▶ Given request
Set down the full listing exactly, character for character.

▶ Data listing
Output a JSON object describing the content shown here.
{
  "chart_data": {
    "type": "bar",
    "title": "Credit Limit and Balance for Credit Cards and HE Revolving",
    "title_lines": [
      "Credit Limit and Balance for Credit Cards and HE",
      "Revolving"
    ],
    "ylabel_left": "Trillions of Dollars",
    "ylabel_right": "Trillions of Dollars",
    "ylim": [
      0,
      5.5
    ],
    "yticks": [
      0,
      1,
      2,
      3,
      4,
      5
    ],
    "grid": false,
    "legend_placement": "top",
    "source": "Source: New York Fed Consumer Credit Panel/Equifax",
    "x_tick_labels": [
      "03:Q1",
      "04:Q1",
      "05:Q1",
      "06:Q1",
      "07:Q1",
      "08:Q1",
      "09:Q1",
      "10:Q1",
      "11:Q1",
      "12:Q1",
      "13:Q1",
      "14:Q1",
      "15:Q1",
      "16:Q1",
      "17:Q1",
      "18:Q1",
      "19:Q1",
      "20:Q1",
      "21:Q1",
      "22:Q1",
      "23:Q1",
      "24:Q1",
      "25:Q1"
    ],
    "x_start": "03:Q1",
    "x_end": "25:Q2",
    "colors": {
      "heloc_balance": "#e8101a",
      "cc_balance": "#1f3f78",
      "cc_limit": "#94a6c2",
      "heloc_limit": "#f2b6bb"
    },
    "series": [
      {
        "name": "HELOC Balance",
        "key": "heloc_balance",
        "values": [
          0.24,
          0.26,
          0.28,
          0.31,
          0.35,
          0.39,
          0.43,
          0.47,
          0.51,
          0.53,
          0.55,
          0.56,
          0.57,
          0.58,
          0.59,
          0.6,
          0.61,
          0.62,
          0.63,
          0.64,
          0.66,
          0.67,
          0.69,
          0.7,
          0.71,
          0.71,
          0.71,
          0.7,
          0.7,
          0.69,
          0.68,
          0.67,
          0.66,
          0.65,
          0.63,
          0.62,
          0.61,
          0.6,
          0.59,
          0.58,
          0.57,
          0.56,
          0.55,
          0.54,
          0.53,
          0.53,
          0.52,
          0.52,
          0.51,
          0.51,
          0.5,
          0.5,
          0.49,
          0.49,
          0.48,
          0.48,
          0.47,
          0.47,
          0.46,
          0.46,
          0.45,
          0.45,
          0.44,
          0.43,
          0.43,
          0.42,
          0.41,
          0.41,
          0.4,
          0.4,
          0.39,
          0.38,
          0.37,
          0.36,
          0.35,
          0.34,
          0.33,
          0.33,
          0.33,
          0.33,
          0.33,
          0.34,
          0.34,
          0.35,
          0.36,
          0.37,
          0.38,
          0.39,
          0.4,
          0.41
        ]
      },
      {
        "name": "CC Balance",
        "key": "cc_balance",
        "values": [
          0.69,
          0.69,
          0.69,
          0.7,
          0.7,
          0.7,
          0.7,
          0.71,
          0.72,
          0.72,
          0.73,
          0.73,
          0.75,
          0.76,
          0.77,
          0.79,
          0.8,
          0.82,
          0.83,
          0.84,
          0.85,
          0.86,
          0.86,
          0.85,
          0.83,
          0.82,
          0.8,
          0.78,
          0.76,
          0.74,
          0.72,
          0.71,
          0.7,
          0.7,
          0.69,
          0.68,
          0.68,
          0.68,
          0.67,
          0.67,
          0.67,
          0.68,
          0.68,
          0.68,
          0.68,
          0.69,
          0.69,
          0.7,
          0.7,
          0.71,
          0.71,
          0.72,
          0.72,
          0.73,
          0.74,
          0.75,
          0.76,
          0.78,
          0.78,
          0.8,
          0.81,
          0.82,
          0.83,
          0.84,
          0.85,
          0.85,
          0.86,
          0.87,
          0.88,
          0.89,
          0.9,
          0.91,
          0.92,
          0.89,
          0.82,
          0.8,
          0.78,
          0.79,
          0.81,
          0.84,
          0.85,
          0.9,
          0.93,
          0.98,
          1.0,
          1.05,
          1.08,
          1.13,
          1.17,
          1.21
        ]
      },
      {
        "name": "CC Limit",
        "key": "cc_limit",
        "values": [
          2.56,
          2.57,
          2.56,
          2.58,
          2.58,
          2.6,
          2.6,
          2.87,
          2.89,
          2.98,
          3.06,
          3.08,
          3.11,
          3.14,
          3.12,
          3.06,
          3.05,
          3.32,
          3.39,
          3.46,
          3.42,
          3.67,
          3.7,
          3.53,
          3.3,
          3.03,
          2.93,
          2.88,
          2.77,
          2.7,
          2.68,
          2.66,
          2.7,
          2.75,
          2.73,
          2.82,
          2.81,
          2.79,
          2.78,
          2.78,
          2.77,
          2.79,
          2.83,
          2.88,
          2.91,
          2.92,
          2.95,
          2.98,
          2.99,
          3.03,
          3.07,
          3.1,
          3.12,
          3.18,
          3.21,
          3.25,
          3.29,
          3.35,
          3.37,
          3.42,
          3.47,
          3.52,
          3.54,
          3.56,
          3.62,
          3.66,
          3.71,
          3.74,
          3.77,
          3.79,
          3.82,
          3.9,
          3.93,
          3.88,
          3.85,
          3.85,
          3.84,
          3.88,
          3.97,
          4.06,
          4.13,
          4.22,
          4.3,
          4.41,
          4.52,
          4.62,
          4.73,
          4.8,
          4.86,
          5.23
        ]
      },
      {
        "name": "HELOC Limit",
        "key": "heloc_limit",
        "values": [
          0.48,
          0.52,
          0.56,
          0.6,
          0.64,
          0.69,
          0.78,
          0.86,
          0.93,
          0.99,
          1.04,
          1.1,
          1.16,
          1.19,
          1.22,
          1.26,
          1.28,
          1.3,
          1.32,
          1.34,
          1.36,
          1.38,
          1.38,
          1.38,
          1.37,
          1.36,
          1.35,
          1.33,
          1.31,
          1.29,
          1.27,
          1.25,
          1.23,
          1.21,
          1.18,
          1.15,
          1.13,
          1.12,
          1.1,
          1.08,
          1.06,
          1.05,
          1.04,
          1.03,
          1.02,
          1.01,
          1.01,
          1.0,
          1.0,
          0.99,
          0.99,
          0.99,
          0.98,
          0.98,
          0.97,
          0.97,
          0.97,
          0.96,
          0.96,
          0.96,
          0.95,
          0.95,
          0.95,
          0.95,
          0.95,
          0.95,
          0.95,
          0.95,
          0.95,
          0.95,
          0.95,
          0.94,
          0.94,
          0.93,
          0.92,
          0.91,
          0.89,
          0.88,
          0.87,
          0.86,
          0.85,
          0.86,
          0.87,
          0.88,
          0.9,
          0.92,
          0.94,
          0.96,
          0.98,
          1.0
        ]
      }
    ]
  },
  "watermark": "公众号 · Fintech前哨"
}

▶ Solution
Output a JSON object describing the content shown here.
{
  "chart_data": {
    "type": "bar",
    "title": "Credit Limit and Balance for Credit Cards and HE Revolving",
    "title_lines": [
      "Credit Limit and Balance for Credit Cards and HE",
      "Revolving"
    ],
    "ylabel_left": "Trillions of Dollars",
    "ylabel_right": "Trillions of Dollars",
    "ylim": [
      0,
      5.5
    ],
    "yticks": [
      0,
      1,
      2,
      3,
      4,
      5
    ],
    "grid": false,
    "legend_placement": "top",
    "source": "Source: New York Fed Consumer Credit Panel/Equifax",
    "x_tick_labels": [
      "03:Q1",
      "04:Q1",
      "05:Q1",
      "06:Q1",
      "07:Q1",
      "08:Q1",
      "09:Q1",
      "10:Q1",
      "11:Q1",
      "12:Q1",
      "13:Q1",
      "14:Q1",
      "15:Q1",
      "16:Q1",
      "17:Q1",
      "18:Q1",
      "19:Q1",
      "20:Q1",
      "21:Q1",
      "22:Q1",
      "23:Q1",
      "24:Q1",
      "25:Q1"
    ],
    "x_start": "03:Q1",
    "x_end": "25:Q2",
    "colors": {
      "heloc_balance": "#e8101a",
      "cc_balance": "#1f3f78",
      "cc_limit": "#94a6c2",
      "heloc_limit": "#f2b6bb"
    },
    "series": [
      {
        "name": "HELOC Balance",
        "key": "heloc_balance",
        "values": [
          0.24,
          0.26,
          0.28,
          0.31,
          0.35,
          0.39,
          0.43,
          0.47,
          0.51,
          0.53,
          0.55,
          0.56,
          0.57,
          0.58,
          0.59,
          0.6,
          0.61,
          0.62,
          0.63,
          0.64,
          0.66,
          0.67,
          0.69,
          0.7,
          0.71,
          0.71,
          0.71,
          0.7,
          0.7,
          0.69,
          0.68,
          0.67,
          0.66,
          0.65,
          0.63,
          0.62,
          0.61,
          0.6,
          0.59,
          0.58,
          0.57,
          0.56,
          0.55,
          0.54,
          0.53,
          0.53,
          0.52,
          0.52,
          0.51,
          0.51,
          0.5,
          0.5,
          0.49,
          0.49,
          0.48,
          0.48,
          0.47,
          0.47,
          0.46,
          0.46,
          0.45,
          0.45,
          0.44,
          0.43,
          0.43,
          0.42,
          0.41,
          0.41,
          0.4,
          0.4,
          0.39,
          0.38,
          0.37,
          0.36,
          0.35,
          0.34,
          0.33,
          0.33,
          0.33,
          0.33,
          0.33,
          0.34,
          0.34,
          0.35,
          0.36,
          0.37,
          0.38,
          0.39,
          0.4,
          0.41
        ]
      },
      {
        "name": "CC Balance",
        "key": "cc_balance",
        "values": [
          0.69,
          0.69,
          0.69,
          0.7,
          0.7,
          0.7,
          0.7,
          0.71,
          0.72,
          0.72,
          0.73,
          0.73,
          0.75,
          0.76,
          0.77,
          0.79,
          0.8,
          0.82,
          0.83,
          0.84,
          0.85,
          0.86,
          0.86,
          0.85,
          0.83,
          0.82,
          0.8,
          0.78,
          0.76,
          0.74,
          0.72,
          0.71,
          0.7,
          0.7,
          0.69,
          0.68,
          0.68,
          0.68,
          0.67,
          0.67,
          0.67,
          0.68,
          0.68,
          0.68,
          0.68,
          0.69,
          0.69,
          0.7,
          0.7,
          0.71,
          0.71,
          0.72,
          0.72,
          0.73,
          0.74,
          0.75,
          0.76,
          0.78,
          0.78,
          0.8,
          0.81,
          0.82,
          0.83,
          0.84,
          0.85,
          0.85,
          0.86,
          0.87,
          0.88,
          0.89,
          0.9,
          0.91,
          0.92,
          0.89,
          0.82,
          0.8,
          0.78,
          0.79,
          0.81,
          0.84,
          0.85,
          0.9,
          0.93,
          0.98,
          1.0,
          1.05,
          1.08,
          1.13,
          1.17,
          1.21
        ]
      },
      {
        "name": "CC Limit",
        "key": "cc_limit",
        "values": [
          2.56,
          2.57,
          2.56,
          2.58,
          2.58,
          2.6,
          2.6,
          2.87,
          2.89,
          2.98,
          3.06,
          3.08,
          3.11,
          3.14,
          3.12,
          3.06,
          3.05,
          3.32,
          3.39,
          3.46,
          3.42,
          3.67,
          3.7,
          3.53,
          3.3,
          3.03,
          2.93,
          2.88,
          2.77,
          2.7,
          2.68,
          2.66,
          2.7,
          2.75,
          2.73,
          2.82,
          2.81,
          2.79,
          2.78,
          2.78,
          2.77,
          2.79,
          2.83,
          2.88,
          2.91,
          2.92,
          2.95,
          2.98,
          2.99,
          3.03,
          3.07,
          3.1,
          3.12,
          3.18,
          3.21,
          3.25,
          3.29,
          3.35,
          3.37,
          3.42,
          3.47,
          3.52,
          3.54,
          3.56,
          3.62,
          3.66,
          3.71,
          3.74,
          3.77,
          3.79,
          3.82,
          3.9,
          3.93,
          3.88,
          3.85,
          3.85,
          3.84,
          3.88,
          3.97,
          4.06,
          4.13,
          4.22,
          4.3,
          4.41,
          4.52,
          4.62,
          4.73,
          4.8,
          4.86,
          5.23
        ]
      },
      {
        "name": "HELOC Limit",
        "key": "heloc_limit",
        "values": [
          0.48,
          0.52,
          0.56,
          0.6,
          0.64,
          0.69,
          0.78,
          0.86,
          0.93,
          0.99,
          1.04,
          1.1,
          1.16,
          1.19,
          1.22,
          1.26,
          1.28,
          1.3,
          1.32,
          1.34,
          1.36,
          1.38,
          1.38,
          1.38,
          1.37,
          1.36,
          1.35,
          1.33,
          1.31,
          1.29,
          1.27,
          1.25,
          1.23,
          1.21,
          1.18,
          1.15,
          1.13,
          1.12,
          1.1,
          1.08,
          1.06,
          1.05,
          1.04,
          1.03,
          1.02,
          1.01,
          1.01,
          1.0,
          1.0,
          0.99,
          0.99,
          0.99,
          0.98,
          0.98,
          0.97,
          0.97,
          0.97,
          0.96,
          0.96,
          0.96,
          0.95,
          0.95,
          0.95,
          0.95,
          0.95,
          0.95,
          0.95,
          0.95,
          0.95,
          0.95,
          0.95,
          0.94,
          0.94,
          0.93,
          0.92,
          0.91,
          0.89,
          0.88,
          0.87,
          0.86,
          0.85,
          0.86,
          0.87,
          0.88,
          0.9,
          0.92,
          0.94,
          0.96,
          0.98,
          1.0
        ]
      }
    ]
  },
  "watermark": "公众号 · Fintech前哨"
}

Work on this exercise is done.